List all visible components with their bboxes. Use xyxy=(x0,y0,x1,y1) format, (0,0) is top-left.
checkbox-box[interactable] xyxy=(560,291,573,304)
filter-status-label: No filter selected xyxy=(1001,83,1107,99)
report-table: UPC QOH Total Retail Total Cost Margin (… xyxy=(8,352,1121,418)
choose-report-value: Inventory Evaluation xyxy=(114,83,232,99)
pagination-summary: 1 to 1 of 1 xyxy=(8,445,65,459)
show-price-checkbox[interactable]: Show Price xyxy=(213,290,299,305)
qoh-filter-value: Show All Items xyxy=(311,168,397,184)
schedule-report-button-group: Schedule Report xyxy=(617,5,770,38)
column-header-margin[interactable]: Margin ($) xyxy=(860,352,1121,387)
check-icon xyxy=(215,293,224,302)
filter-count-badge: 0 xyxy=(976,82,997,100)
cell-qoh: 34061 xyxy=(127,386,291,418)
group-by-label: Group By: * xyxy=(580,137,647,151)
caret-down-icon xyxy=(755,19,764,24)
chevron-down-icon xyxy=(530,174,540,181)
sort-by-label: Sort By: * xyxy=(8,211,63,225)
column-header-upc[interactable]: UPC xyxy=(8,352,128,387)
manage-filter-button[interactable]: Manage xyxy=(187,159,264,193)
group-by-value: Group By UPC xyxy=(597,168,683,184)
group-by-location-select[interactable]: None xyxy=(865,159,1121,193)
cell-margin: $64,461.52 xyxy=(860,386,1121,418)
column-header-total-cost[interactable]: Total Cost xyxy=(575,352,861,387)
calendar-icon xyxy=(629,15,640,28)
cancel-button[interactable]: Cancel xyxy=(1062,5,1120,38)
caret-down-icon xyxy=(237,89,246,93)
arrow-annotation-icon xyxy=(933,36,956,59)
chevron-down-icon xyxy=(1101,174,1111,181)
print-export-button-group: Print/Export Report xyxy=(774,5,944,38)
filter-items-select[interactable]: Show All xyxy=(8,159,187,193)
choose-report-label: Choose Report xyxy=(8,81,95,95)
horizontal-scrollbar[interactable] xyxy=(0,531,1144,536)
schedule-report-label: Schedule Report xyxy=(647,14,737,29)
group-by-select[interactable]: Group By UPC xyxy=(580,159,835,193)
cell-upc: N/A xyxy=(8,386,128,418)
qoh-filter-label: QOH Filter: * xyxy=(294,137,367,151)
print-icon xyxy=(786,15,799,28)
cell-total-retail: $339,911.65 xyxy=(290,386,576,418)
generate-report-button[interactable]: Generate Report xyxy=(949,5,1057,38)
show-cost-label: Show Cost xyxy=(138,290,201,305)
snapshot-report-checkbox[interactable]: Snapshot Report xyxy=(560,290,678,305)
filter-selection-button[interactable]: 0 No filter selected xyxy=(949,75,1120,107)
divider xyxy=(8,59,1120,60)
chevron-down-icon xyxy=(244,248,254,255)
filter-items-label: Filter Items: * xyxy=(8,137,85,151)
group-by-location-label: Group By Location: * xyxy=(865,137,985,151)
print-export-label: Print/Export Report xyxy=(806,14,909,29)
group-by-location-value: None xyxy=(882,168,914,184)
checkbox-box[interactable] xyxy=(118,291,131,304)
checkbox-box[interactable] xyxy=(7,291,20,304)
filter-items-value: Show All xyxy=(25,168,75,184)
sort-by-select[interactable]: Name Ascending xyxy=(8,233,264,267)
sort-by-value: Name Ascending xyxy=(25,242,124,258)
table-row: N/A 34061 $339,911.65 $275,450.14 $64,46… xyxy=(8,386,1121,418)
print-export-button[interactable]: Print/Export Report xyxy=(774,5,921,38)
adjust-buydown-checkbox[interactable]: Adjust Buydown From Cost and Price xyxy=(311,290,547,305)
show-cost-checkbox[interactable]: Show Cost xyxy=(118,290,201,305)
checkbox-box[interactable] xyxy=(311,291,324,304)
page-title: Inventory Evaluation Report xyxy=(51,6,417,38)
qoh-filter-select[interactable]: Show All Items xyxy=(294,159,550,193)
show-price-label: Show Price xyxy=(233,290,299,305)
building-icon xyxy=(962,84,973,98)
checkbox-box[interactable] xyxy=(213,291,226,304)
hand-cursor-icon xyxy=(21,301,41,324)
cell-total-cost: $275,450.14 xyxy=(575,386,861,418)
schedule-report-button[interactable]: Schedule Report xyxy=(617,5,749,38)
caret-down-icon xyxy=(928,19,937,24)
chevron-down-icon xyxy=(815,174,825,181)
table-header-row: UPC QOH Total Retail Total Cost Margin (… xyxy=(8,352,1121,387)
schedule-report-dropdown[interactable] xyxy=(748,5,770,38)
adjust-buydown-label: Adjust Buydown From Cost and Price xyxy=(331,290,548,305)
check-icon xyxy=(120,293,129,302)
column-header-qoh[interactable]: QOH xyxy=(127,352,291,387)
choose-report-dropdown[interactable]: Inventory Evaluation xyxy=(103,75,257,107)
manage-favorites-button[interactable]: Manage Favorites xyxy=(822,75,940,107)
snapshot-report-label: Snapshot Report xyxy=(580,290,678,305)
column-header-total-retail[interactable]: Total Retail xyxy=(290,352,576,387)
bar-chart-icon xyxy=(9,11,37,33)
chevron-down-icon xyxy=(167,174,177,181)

----------

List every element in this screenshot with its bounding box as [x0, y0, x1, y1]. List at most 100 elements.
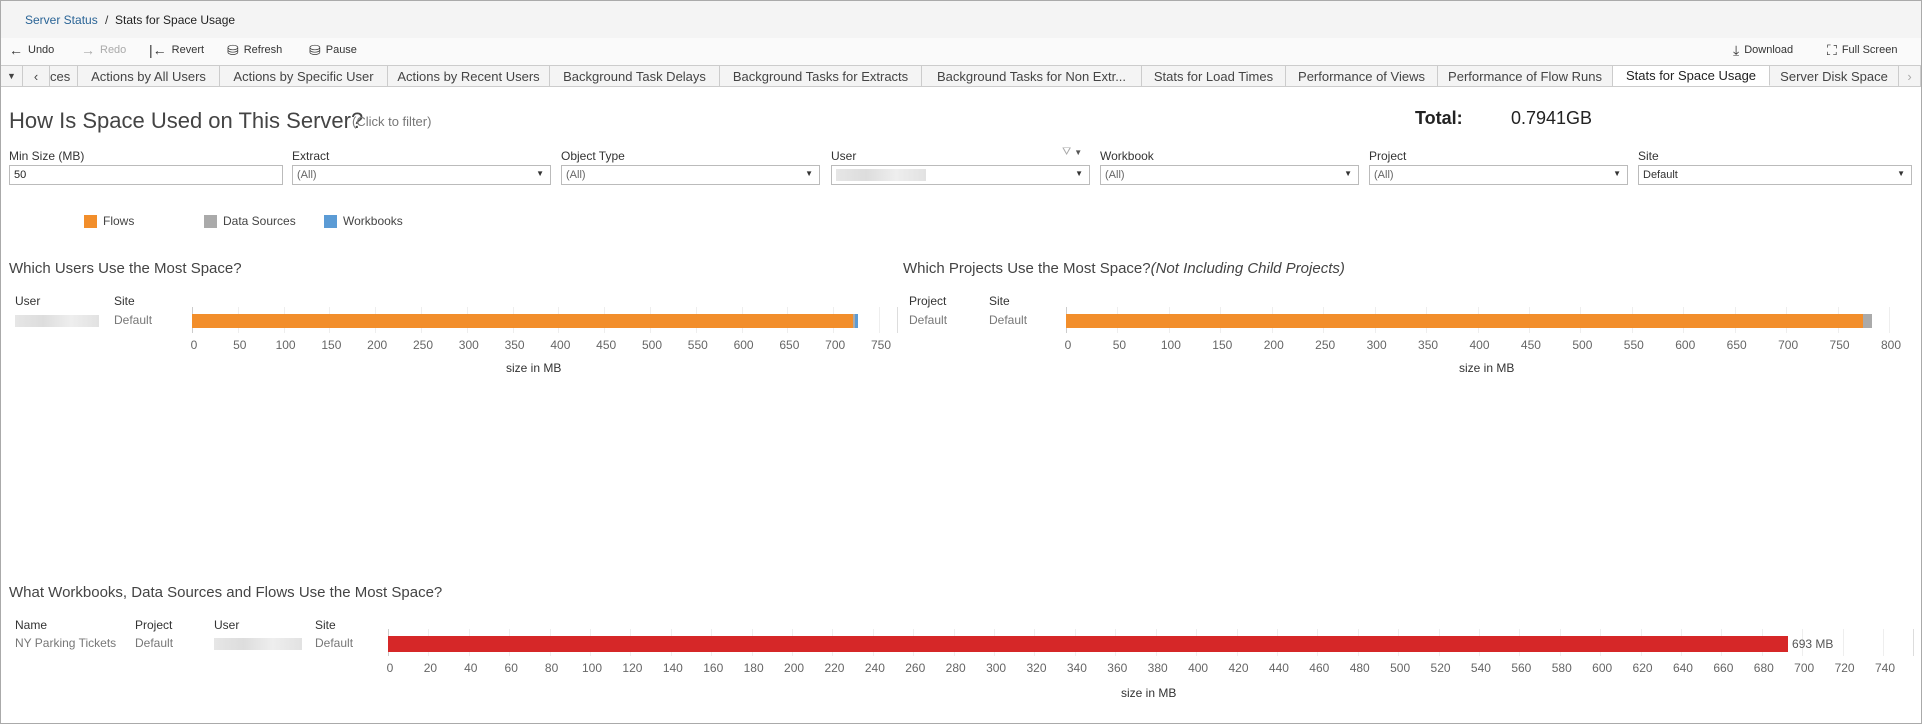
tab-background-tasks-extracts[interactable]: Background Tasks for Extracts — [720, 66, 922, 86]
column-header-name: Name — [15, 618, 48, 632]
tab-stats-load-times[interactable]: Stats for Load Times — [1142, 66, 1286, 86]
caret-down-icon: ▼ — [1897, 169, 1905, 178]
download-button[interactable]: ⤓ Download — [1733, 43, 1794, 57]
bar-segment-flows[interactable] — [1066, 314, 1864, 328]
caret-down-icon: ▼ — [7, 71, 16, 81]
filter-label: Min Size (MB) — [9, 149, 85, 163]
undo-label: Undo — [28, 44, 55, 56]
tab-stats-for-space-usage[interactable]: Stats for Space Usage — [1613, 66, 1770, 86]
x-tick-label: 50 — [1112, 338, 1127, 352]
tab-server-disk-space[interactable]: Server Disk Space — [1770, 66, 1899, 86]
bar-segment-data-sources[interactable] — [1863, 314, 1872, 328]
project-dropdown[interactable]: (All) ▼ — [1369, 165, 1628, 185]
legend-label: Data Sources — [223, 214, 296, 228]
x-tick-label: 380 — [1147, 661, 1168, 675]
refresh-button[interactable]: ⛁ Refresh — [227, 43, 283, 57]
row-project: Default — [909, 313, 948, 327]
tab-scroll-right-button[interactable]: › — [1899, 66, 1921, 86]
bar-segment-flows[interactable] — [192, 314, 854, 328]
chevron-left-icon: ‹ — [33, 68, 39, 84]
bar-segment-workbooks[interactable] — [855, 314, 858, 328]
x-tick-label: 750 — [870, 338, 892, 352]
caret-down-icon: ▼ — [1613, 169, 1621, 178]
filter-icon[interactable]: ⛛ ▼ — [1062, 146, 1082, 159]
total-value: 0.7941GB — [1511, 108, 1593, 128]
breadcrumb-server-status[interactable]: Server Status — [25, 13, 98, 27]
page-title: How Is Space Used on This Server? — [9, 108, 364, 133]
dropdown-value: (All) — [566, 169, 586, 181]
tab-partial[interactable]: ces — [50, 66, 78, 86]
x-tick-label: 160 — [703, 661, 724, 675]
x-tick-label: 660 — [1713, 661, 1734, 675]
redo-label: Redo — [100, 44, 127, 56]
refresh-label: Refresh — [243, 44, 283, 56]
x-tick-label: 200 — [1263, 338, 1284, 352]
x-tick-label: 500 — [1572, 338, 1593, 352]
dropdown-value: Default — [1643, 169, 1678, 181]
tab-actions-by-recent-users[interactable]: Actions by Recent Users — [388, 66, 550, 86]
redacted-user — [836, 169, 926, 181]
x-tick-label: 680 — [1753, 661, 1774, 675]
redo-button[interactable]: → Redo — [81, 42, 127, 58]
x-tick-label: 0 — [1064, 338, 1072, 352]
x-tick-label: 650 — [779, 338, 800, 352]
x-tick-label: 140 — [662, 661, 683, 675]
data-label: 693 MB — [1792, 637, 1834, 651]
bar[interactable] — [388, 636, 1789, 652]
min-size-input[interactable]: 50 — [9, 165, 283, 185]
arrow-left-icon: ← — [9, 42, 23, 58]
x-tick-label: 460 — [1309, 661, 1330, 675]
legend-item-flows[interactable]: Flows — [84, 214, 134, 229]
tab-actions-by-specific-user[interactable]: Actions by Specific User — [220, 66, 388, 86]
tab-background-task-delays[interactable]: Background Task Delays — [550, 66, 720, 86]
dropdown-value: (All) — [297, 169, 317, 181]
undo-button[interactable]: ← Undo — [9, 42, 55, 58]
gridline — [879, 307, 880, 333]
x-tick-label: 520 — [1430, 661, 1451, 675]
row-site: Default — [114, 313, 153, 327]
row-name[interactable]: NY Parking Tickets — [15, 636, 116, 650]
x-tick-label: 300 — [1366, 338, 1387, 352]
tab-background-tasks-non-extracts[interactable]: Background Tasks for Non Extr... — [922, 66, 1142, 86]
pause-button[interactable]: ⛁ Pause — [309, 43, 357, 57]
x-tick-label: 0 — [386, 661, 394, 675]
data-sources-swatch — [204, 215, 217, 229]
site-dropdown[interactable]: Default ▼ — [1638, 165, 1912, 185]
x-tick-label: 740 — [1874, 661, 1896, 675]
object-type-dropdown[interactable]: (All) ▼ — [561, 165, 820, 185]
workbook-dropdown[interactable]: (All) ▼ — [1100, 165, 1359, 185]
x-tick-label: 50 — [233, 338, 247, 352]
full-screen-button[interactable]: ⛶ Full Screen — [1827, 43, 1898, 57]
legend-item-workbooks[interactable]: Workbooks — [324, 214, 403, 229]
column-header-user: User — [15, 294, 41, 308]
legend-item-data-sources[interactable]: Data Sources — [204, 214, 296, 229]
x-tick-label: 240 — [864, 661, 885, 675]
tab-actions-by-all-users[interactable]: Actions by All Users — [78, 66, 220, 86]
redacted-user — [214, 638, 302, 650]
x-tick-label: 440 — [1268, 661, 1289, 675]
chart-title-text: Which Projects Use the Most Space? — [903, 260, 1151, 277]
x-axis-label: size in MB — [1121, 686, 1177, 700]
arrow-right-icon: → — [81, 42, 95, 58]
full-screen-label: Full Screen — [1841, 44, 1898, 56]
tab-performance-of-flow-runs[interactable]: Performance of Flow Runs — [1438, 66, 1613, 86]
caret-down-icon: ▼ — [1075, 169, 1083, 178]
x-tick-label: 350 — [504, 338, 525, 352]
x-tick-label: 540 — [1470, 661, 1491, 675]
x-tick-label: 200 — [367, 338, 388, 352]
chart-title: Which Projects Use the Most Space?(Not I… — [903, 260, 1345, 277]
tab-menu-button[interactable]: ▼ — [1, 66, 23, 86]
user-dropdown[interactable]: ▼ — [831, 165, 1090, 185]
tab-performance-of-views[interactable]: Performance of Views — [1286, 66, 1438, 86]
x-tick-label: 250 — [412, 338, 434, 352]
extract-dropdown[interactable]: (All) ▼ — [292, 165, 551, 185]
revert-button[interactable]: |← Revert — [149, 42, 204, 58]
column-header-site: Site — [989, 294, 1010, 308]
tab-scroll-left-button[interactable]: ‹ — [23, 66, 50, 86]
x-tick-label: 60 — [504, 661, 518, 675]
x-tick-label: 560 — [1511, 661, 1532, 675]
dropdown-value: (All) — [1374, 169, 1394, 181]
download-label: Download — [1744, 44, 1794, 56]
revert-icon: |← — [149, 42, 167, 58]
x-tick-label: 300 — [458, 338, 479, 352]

----------

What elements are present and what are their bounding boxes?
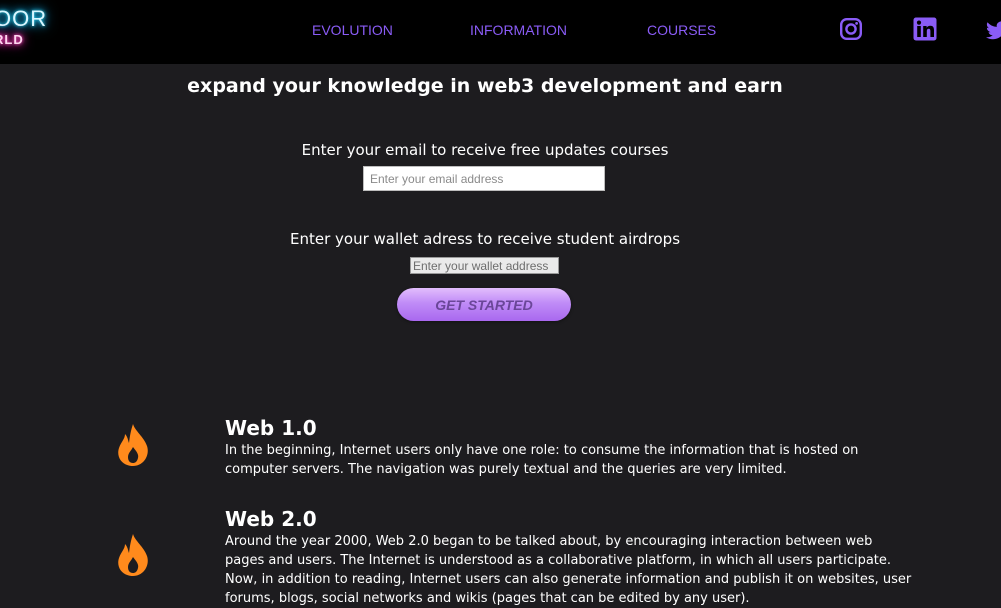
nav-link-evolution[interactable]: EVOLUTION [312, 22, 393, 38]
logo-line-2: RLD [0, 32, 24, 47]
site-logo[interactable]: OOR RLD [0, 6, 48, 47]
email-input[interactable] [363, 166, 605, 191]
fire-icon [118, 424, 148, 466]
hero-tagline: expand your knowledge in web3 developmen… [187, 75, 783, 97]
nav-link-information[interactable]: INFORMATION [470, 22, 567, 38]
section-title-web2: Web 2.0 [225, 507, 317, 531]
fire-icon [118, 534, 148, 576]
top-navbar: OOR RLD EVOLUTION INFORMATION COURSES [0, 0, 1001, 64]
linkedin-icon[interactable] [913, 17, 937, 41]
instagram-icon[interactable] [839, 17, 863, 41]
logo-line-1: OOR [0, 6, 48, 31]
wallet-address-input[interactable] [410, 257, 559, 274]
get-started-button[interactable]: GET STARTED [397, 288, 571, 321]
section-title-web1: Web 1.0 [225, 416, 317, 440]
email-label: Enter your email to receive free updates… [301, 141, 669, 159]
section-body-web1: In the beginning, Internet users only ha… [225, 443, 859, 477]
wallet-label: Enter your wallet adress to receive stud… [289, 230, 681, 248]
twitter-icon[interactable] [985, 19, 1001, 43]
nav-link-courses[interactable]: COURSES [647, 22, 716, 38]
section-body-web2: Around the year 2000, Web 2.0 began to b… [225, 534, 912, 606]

----------

- **The exercise**
Copy out, with no changes, the lines of the material above starting at the line containing "List all visible" and ending at the line containing "schedule-report-label: Schedule Report".

- **Exercise solution**
List all visible components with their bboxes. Use xyxy=(x0,y0,x1,y1) format, (0,0) is top-left.
checkbox-box[interactable] xyxy=(560,291,573,304)
filter-status-label: No filter selected xyxy=(1001,83,1107,99)
report-table: UPC QOH Total Retail Total Cost Margin (… xyxy=(8,352,1121,418)
choose-report-value: Inventory Evaluation xyxy=(114,83,232,99)
pagination-summary: 1 to 1 of 1 xyxy=(8,445,65,459)
show-price-checkbox[interactable]: Show Price xyxy=(213,290,299,305)
qoh-filter-value: Show All Items xyxy=(311,168,397,184)
schedule-report-button-group: Schedule Report xyxy=(617,5,770,38)
column-header-margin[interactable]: Margin ($) xyxy=(860,352,1121,387)
check-icon xyxy=(215,293,224,302)
filter-count-badge: 0 xyxy=(976,82,997,100)
cell-qoh: 34061 xyxy=(127,386,291,418)
group-by-label: Group By: * xyxy=(580,137,647,151)
caret-down-icon xyxy=(755,19,764,24)
chevron-down-icon xyxy=(530,174,540,181)
sort-by-label: Sort By: * xyxy=(8,211,63,225)
column-header-upc[interactable]: UPC xyxy=(8,352,128,387)
manage-filter-button[interactable]: Manage xyxy=(187,159,264,193)
group-by-value: Group By UPC xyxy=(597,168,683,184)
group-by-location-select[interactable]: None xyxy=(865,159,1121,193)
cell-margin: $64,461.52 xyxy=(860,386,1121,418)
column-header-total-cost[interactable]: Total Cost xyxy=(575,352,861,387)
calendar-icon xyxy=(629,15,640,28)
cancel-button[interactable]: Cancel xyxy=(1062,5,1120,38)
caret-down-icon xyxy=(237,89,246,93)
arrow-annotation-icon xyxy=(933,36,956,59)
chevron-down-icon xyxy=(1101,174,1111,181)
print-export-button-group: Print/Export Report xyxy=(774,5,944,38)
filter-items-select[interactable]: Show All xyxy=(8,159,187,193)
choose-report-label: Choose Report xyxy=(8,81,95,95)
horizontal-scrollbar[interactable] xyxy=(0,531,1144,536)
schedule-report-label: Schedule Report xyxy=(647,14,737,29)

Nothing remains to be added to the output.